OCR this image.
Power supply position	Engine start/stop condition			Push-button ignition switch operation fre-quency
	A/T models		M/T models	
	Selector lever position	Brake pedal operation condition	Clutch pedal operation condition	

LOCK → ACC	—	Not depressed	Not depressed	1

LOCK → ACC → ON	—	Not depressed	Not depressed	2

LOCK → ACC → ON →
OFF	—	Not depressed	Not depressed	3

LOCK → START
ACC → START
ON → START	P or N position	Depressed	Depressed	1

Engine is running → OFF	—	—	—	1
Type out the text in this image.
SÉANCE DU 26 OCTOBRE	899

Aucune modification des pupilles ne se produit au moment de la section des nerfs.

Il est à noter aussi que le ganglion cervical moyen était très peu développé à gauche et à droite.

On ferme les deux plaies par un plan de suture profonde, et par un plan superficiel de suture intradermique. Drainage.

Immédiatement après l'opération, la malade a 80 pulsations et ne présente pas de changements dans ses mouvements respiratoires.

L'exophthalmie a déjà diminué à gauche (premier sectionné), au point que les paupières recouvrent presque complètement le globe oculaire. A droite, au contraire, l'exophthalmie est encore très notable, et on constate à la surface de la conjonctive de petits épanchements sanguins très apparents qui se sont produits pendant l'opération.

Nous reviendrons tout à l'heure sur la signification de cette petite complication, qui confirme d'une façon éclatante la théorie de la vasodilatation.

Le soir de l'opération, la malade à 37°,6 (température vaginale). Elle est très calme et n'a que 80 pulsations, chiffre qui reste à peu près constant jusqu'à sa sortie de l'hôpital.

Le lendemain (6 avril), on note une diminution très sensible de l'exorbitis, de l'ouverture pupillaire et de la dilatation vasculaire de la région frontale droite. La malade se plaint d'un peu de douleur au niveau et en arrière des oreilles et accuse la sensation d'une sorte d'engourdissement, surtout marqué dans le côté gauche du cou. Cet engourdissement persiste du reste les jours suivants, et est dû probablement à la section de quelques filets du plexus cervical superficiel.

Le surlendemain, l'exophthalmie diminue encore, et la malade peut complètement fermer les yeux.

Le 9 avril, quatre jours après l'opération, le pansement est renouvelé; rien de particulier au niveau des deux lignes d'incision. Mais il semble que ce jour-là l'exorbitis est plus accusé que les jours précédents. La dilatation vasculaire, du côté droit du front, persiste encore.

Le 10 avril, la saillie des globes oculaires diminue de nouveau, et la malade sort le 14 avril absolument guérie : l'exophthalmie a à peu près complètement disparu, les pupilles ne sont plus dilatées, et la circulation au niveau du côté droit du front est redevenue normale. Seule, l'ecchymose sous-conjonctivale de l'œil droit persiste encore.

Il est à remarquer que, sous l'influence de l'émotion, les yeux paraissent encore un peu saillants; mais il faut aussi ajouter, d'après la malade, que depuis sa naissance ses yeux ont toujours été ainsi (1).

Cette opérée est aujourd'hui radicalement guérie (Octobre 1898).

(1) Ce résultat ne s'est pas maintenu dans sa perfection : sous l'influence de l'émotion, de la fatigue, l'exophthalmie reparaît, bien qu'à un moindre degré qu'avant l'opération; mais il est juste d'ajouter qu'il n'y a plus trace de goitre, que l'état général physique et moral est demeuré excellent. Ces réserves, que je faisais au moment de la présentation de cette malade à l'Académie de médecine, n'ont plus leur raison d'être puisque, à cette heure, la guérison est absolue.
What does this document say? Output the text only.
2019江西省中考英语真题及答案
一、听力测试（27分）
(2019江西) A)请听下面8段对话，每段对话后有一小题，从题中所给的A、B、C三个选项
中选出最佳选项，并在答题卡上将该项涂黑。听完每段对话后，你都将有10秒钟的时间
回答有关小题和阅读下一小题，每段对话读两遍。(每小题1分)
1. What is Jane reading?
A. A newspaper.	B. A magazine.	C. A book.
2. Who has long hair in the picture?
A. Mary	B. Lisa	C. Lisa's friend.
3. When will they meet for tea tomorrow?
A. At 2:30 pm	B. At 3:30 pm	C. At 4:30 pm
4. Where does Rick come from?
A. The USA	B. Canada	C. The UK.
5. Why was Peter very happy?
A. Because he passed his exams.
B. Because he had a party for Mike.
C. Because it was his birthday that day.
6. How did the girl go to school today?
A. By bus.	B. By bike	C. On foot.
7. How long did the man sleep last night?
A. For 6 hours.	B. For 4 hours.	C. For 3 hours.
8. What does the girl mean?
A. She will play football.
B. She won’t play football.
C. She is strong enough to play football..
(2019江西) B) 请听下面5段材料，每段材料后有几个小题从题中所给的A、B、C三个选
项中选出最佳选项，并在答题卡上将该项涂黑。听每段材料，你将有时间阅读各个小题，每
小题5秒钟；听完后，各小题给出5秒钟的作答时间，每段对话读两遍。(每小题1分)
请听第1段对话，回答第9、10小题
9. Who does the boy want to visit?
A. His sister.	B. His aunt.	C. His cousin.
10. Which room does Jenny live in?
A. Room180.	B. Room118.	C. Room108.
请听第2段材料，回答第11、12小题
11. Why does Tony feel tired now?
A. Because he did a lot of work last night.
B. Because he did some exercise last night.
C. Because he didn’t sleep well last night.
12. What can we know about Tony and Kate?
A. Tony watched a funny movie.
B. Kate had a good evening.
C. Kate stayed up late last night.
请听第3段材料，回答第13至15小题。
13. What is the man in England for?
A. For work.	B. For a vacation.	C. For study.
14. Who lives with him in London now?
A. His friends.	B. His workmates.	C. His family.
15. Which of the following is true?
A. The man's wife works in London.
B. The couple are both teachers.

###

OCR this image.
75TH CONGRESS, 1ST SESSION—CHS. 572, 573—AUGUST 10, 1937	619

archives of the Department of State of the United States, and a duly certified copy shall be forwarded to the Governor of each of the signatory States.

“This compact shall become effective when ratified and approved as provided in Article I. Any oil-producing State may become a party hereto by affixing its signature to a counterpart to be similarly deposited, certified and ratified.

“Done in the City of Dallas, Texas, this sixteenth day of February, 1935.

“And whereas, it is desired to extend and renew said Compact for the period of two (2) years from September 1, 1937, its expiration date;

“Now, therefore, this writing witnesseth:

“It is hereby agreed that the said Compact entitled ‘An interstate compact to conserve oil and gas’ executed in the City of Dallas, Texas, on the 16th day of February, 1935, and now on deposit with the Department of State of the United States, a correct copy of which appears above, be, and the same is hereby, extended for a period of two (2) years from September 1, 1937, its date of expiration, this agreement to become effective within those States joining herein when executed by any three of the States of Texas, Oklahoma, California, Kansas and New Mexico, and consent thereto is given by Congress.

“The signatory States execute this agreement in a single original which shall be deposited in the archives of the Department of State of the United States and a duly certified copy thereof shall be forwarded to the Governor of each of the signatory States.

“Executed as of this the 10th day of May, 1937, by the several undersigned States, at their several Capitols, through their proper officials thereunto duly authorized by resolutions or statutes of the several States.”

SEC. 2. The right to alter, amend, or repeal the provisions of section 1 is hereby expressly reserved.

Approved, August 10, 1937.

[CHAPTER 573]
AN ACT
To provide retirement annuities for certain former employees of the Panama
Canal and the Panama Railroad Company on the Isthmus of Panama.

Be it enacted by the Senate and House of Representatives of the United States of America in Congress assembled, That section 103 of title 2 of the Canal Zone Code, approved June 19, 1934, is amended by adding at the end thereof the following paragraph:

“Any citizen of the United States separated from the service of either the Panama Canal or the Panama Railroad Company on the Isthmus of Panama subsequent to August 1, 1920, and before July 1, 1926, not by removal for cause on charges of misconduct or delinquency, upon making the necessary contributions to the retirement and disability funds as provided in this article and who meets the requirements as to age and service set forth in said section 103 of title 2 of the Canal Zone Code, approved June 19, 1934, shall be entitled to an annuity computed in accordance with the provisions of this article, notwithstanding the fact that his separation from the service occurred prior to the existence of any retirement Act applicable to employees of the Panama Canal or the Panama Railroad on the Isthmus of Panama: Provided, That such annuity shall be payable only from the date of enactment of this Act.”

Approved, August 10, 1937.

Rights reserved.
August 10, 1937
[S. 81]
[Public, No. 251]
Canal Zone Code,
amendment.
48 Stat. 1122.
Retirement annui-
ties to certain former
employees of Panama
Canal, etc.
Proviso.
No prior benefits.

###

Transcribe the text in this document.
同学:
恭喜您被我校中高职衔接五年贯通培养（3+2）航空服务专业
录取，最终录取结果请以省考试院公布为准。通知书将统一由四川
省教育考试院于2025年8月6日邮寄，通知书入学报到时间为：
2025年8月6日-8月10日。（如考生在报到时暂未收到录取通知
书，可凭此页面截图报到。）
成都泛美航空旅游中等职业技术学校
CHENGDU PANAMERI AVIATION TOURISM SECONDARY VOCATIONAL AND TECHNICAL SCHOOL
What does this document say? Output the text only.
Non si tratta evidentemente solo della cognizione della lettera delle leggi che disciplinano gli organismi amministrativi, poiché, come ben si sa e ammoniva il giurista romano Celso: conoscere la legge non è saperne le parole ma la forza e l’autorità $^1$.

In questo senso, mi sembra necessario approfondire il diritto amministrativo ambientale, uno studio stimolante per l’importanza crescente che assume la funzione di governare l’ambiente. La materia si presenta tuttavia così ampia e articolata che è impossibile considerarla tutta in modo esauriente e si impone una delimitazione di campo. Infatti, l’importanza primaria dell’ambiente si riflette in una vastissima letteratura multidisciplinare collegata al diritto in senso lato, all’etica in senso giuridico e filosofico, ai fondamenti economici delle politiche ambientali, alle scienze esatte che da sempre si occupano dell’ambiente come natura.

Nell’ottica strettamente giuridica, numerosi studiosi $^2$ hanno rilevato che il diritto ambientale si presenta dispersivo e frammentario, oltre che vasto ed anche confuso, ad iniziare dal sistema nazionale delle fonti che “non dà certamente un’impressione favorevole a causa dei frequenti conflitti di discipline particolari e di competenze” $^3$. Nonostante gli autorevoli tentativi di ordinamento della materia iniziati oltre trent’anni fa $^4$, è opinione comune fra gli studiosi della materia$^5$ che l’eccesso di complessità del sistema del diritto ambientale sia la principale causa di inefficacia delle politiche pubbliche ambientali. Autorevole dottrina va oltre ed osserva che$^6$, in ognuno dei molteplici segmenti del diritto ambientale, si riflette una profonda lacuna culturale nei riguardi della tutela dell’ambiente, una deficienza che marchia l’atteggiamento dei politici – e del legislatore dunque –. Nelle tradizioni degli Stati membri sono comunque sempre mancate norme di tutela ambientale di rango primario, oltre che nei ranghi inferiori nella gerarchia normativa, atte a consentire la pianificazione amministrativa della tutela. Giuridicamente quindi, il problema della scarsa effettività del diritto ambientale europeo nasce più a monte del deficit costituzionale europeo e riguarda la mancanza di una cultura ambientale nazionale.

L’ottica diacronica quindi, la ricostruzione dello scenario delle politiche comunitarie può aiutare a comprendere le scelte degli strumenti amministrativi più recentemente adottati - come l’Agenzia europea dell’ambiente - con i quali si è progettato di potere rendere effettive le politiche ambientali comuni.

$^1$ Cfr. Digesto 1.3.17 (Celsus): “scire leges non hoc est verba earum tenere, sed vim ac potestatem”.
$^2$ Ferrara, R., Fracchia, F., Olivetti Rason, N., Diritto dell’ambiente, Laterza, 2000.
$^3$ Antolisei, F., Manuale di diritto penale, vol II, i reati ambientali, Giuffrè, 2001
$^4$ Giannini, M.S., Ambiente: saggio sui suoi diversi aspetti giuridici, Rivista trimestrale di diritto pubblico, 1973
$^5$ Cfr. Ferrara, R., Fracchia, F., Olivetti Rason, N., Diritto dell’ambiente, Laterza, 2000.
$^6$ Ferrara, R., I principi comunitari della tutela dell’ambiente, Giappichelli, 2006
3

###

### [TASK DIRECTIONS]
Filter for "certain". Return all lines that hold it.

### [SOLUTION TO THIS EXERCISE]
To provide retirement annuities for certain former employees of the Panama
ties to certain former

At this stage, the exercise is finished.